Aim :: In the listing below, find every line with the string "confrère" and pull it out.

────────────────────

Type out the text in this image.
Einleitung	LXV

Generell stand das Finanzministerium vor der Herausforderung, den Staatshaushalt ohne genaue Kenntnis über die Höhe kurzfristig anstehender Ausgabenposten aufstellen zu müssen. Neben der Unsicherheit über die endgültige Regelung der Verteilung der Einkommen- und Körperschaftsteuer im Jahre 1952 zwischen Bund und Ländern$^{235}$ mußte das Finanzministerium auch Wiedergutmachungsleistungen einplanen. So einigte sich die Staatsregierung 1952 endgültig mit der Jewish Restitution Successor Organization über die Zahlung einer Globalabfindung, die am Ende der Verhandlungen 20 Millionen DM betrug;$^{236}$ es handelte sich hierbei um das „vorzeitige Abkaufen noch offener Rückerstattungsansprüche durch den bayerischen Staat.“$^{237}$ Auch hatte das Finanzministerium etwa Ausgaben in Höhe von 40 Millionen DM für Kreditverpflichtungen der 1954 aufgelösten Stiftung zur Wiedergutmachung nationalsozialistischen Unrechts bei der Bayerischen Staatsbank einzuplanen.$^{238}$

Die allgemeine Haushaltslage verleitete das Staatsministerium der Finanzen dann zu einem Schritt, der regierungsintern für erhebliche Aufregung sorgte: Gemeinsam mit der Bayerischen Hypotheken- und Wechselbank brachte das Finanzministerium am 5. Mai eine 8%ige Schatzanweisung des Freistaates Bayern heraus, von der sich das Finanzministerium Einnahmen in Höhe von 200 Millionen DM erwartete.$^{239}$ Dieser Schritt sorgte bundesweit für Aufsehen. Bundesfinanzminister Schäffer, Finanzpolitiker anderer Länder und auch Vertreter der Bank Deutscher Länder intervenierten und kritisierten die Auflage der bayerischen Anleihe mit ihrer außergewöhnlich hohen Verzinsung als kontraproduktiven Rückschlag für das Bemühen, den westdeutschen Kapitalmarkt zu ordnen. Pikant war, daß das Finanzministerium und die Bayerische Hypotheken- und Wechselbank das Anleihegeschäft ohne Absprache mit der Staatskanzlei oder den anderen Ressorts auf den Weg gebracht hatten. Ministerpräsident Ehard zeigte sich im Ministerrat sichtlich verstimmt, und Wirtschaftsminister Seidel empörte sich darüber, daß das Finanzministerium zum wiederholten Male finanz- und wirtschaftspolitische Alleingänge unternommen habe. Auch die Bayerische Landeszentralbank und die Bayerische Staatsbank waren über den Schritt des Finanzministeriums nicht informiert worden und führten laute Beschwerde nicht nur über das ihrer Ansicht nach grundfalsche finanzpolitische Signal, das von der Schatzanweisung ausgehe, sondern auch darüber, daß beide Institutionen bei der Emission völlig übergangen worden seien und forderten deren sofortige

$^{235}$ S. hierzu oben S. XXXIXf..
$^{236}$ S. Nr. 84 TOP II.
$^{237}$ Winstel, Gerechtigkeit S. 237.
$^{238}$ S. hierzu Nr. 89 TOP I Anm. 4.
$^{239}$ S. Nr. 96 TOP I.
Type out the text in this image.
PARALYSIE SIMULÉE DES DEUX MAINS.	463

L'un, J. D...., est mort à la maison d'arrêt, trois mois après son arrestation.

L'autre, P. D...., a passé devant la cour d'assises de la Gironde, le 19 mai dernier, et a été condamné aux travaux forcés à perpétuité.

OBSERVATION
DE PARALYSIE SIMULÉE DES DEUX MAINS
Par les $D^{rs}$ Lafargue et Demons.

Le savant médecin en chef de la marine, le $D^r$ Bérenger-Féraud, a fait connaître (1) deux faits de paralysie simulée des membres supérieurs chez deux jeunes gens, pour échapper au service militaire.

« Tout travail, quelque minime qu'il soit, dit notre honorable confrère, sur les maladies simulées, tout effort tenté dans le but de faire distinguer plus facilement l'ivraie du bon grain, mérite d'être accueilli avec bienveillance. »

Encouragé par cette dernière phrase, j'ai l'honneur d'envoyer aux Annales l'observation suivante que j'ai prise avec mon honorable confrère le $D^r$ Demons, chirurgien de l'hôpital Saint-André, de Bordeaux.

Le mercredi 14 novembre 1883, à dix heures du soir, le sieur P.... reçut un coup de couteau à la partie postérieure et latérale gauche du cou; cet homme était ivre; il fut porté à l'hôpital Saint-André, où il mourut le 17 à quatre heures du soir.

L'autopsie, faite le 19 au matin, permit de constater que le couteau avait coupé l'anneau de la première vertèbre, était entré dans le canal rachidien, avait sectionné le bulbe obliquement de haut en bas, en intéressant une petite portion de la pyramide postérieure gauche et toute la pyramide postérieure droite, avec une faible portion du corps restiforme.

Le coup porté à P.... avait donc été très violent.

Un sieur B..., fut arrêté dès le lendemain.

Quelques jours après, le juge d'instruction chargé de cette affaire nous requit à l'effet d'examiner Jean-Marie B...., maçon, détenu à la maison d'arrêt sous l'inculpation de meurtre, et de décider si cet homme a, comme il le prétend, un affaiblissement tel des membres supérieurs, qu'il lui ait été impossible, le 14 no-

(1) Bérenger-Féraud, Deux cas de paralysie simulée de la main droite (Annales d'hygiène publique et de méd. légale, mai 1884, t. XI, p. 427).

────────────────────

The completed task ::
« Tout travail, quelque minime qu'il soit, dit notre honorable confrère, sur les maladies simulées, tout effort tenté dans le but de faire distinguer plus facilement l'ivraie du bon grain, mérite d'être accueilli avec bienveillance. »
Encouragé par cette dernière phrase, j'ai l'honneur d'envoyer aux Annales l'observation suivante que j'ai prise avec mon honorable confrère le $D^r$ Demons, chirurgien de l'hôpital Saint-André, de Bordeaux.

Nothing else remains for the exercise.